» PROVIDED DATA

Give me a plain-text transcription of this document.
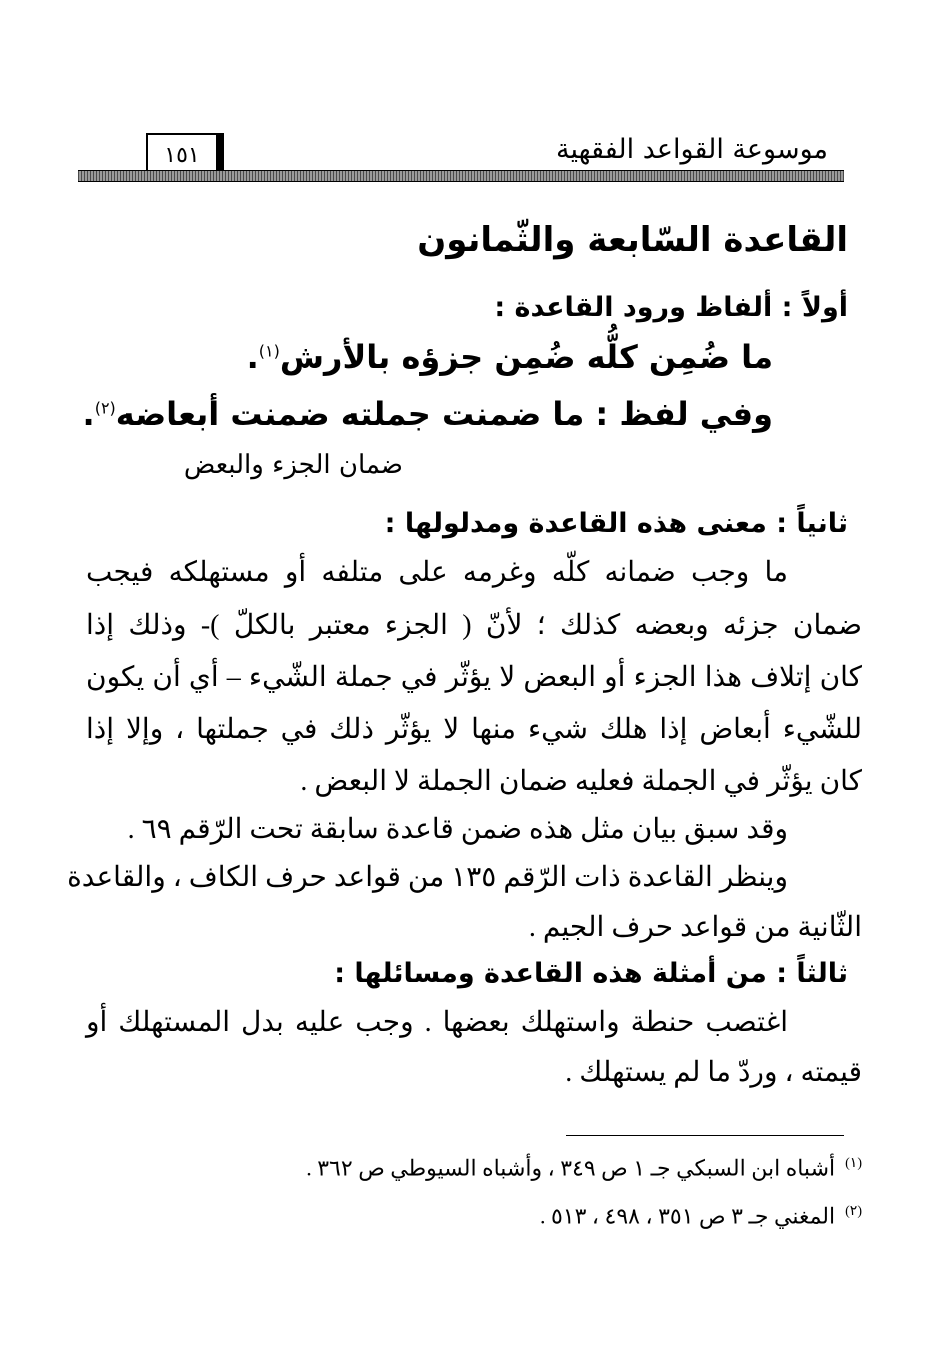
موسوعة القواعد الفقهية
١٥١
القاعدة السّابعة والثّمانون
أولاً : ألفاظ ورود القاعدة :
ما ضُمِن كلُّه ضُمِن جزؤه بالأرش$^{(١)}$.
وفي لفظ : ما ضمنت جملته ضمنت أبعاضه$^{(٢)}$.
ضمان الجزء والبعض
ثانياً : معنى هذه القاعدة ومدلولها :

ما وجب ضمانه كلّه وغرمه على متلفه أو مستهلكه فيجب

ضمان جزئه وبعضه كذلك ؛ لأنّ ( الجزء معتبر بالكلّ )- وذلك إذا

كان إتلاف هذا الجزء أو البعض لا يؤثّر في جملة الشّيء – أي أن يكون

للشّيء أبعاض إذا هلك شيء منها لا يؤثّر ذلك في جملتها ، وإلا إذا

كان يؤثّر في الجملة فعليه ضمان الجملة لا البعض .

وقد سبق بيان مثل هذه ضمن قاعدة سابقة تحت الرّقم ٦٩ .

وينظر القاعدة ذات الرّقم ١٣٥ من قواعد حرف الكاف ، والقاعدة

الثّانية من قواعد حرف الجيم .

ثالثاً : من أمثلة هذه القاعدة ومسائلها :

اغتصب حنطة واستهلك بعضها . وجب عليه بدل المستهلك أو

قيمته ، وردّ ما لم يستهلك .

$^{(١)}$أشباه ابن السبكي جـ ١ ص ٣٤٩ ، وأشباه السيوطي ص ٣٦٢ .
$^{(٢)}$المغني جـ ٣ ص ٣٥١ ، ٤٩٨ ، ٥١٣ .
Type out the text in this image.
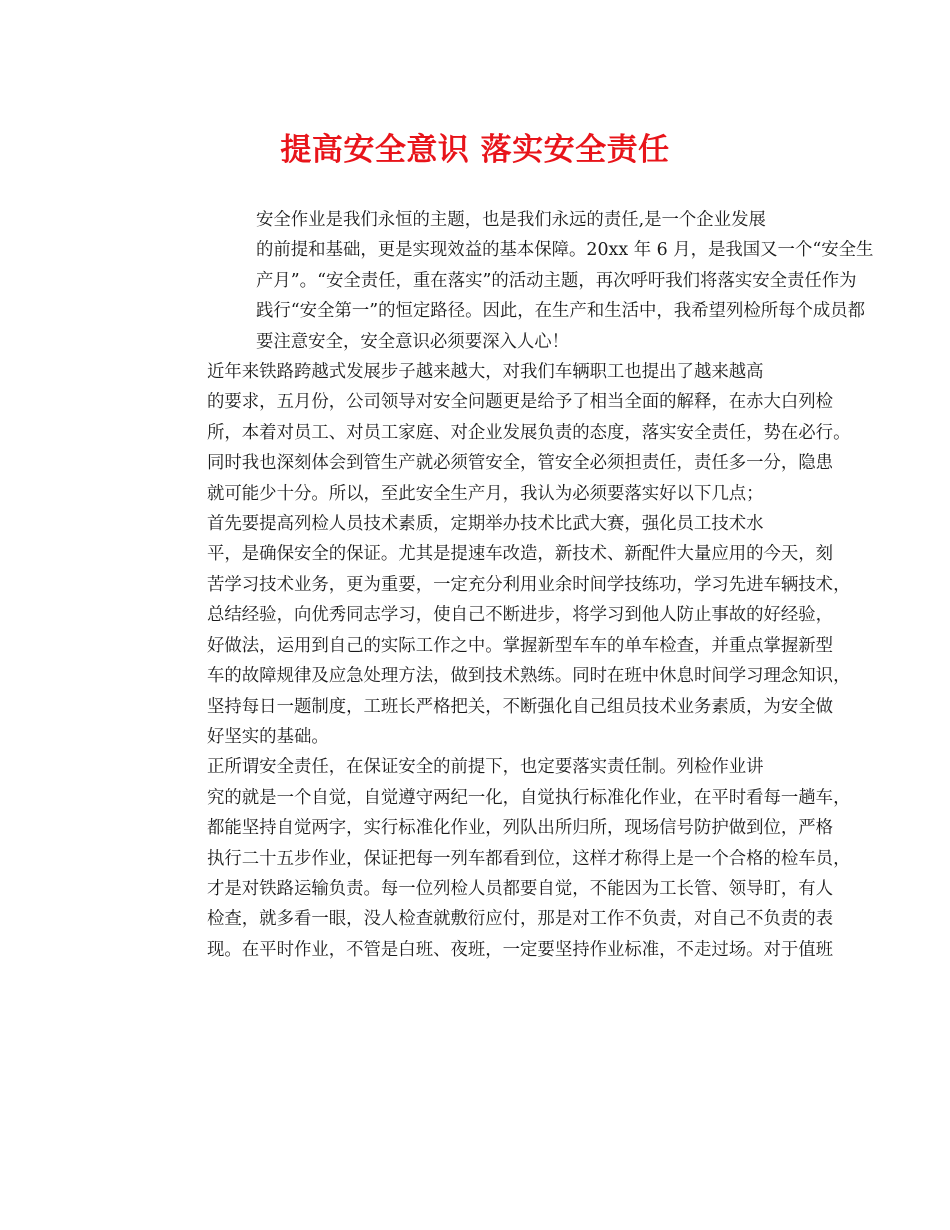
提高安全意识 落实安全责任

安全作业是我们永恒的主题，也是我们永远的责任,是一个企业发展
的前提和基础，更是实现效益的基本保障。20xx 年 6 月，是我国又一个“安全生
产月”。“安全责任，重在落实”的活动主题，再次呼吁我们将落实安全责任作为
践行“安全第一”的恒定路径。因此，在生产和生活中，我希望列检所每个成员都
要注意安全，安全意识必须要深入人心！

近年来铁路跨越式发展步子越来越大，对我们车辆职工也提出了越来越高
的要求，五月份，公司领导对安全问题更是给予了相当全面的解释，在赤大白列检
所，本着对员工、对员工家庭、对企业发展负责的态度，落实安全责任，势在必行。
同时我也深刻体会到管生产就必须管安全，管安全必须担责任，责任多一分，隐患
就可能少十分。所以，至此安全生产月，我认为必须要落实好以下几点；

首先要提高列检人员技术素质，定期举办技术比武大赛，强化员工技术水
平，是确保安全的保证。尤其是提速车改造，新技术、新配件大量应用的今天，刻
苦学习技术业务，更为重要，一定充分利用业余时间学技练功，学习先进车辆技术，
总结经验，向优秀同志学习，使自己不断进步，将学习到他人防止事故的好经验，
好做法，运用到自己的实际工作之中。掌握新型车车的单车检查，并重点掌握新型
车的故障规律及应急处理方法，做到技术熟练。同时在班中休息时间学习理念知识，
坚持每日一题制度，工班长严格把关，不断强化自己组员技术业务素质，为安全做
好坚实的基础。

正所谓安全责任，在保证安全的前提下，也定要落实责任制。列检作业讲
究的就是一个自觉，自觉遵守两纪一化，自觉执行标准化作业，在平时看每一趟车，
都能坚持自觉两字，实行标准化作业，列队出所归所，现场信号防护做到位，严格
执行二十五步作业，保证把每一列车都看到位，这样才称得上是一个合格的检车员，
才是对铁路运输负责。每一位列检人员都要自觉，不能因为工长管、领导盯，有人
检查，就多看一眼，没人检查就敷衍应付，那是对工作不负责，对自己不负责的表
现。在平时作业，不管是白班、夜班，一定要坚持作业标准，不走过场。对于值班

» WORK TO DO
Reproduce the entries above without change, omitting all pictures.

» SOLUTION TO THE PROBLEM
Give me a plain-text transcription of this document.
موسوعة القواعد الفقهية
١٥١
القاعدة السّابعة والثّمانون
أولاً : ألفاظ ورود القاعدة :
ما ضُمِن كلُّه ضُمِن جزؤه بالأرش$^{(١)}$.
وفي لفظ : ما ضمنت جملته ضمنت أبعاضه$^{(٢)}$.
ضمان الجزء والبعض
ثانياً : معنى هذه القاعدة ومدلولها :

ما وجب ضمانه كلّه وغرمه على متلفه أو مستهلكه فيجب

ضمان جزئه وبعضه كذلك ؛ لأنّ ( الجزء معتبر بالكلّ )- وذلك إذا

كان إتلاف هذا الجزء أو البعض لا يؤثّر في جملة الشّيء – أي أن يكون

للشّيء أبعاض إذا هلك شيء منها لا يؤثّر ذلك في جملتها ، وإلا إذا

كان يؤثّر في الجملة فعليه ضمان الجملة لا البعض .

وقد سبق بيان مثل هذه ضمن قاعدة سابقة تحت الرّقم ٦٩ .

وينظر القاعدة ذات الرّقم ١٣٥ من قواعد حرف الكاف ، والقاعدة

الثّانية من قواعد حرف الجيم .

ثالثاً : من أمثلة هذه القاعدة ومسائلها :

اغتصب حنطة واستهلك بعضها . وجب عليه بدل المستهلك أو

قيمته ، وردّ ما لم يستهلك .

$^{(١)}$أشباه ابن السبكي جـ ١ ص ٣٤٩ ، وأشباه السيوطي ص ٣٦٢ .
$^{(٢)}$المغني جـ ٣ ص ٣٥١ ، ٤٩٨ ، ٥١٣ .
Type out the text in this image.
提高安全意识 落实安全责任

安全作业是我们永恒的主题，也是我们永远的责任,是一个企业发展
的前提和基础，更是实现效益的基本保障。20xx 年 6 月，是我国又一个“安全生
产月”。“安全责任，重在落实”的活动主题，再次呼吁我们将落实安全责任作为
践行“安全第一”的恒定路径。因此，在生产和生活中，我希望列检所每个成员都
要注意安全，安全意识必须要深入人心！

近年来铁路跨越式发展步子越来越大，对我们车辆职工也提出了越来越高
的要求，五月份，公司领导对安全问题更是给予了相当全面的解释，在赤大白列检
所，本着对员工、对员工家庭、对企业发展负责的态度，落实安全责任，势在必行。
同时我也深刻体会到管生产就必须管安全，管安全必须担责任，责任多一分，隐患
就可能少十分。所以，至此安全生产月，我认为必须要落实好以下几点；

首先要提高列检人员技术素质，定期举办技术比武大赛，强化员工技术水
平，是确保安全的保证。尤其是提速车改造，新技术、新配件大量应用的今天，刻
苦学习技术业务，更为重要，一定充分利用业余时间学技练功，学习先进车辆技术，
总结经验，向优秀同志学习，使自己不断进步，将学习到他人防止事故的好经验，
好做法，运用到自己的实际工作之中。掌握新型车车的单车检查，并重点掌握新型
车的故障规律及应急处理方法，做到技术熟练。同时在班中休息时间学习理念知识，
坚持每日一题制度，工班长严格把关，不断强化自己组员技术业务素质，为安全做
好坚实的基础。

正所谓安全责任，在保证安全的前提下，也定要落实责任制。列检作业讲
究的就是一个自觉，自觉遵守两纪一化，自觉执行标准化作业，在平时看每一趟车，
都能坚持自觉两字，实行标准化作业，列队出所归所，现场信号防护做到位，严格
执行二十五步作业，保证把每一列车都看到位，这样才称得上是一个合格的检车员，
才是对铁路运输负责。每一位列检人员都要自觉，不能因为工长管、领导盯，有人
检查，就多看一眼，没人检查就敷衍应付，那是对工作不负责，对自己不负责的表
现。在平时作业，不管是白班、夜班，一定要坚持作业标准，不走过场。对于值班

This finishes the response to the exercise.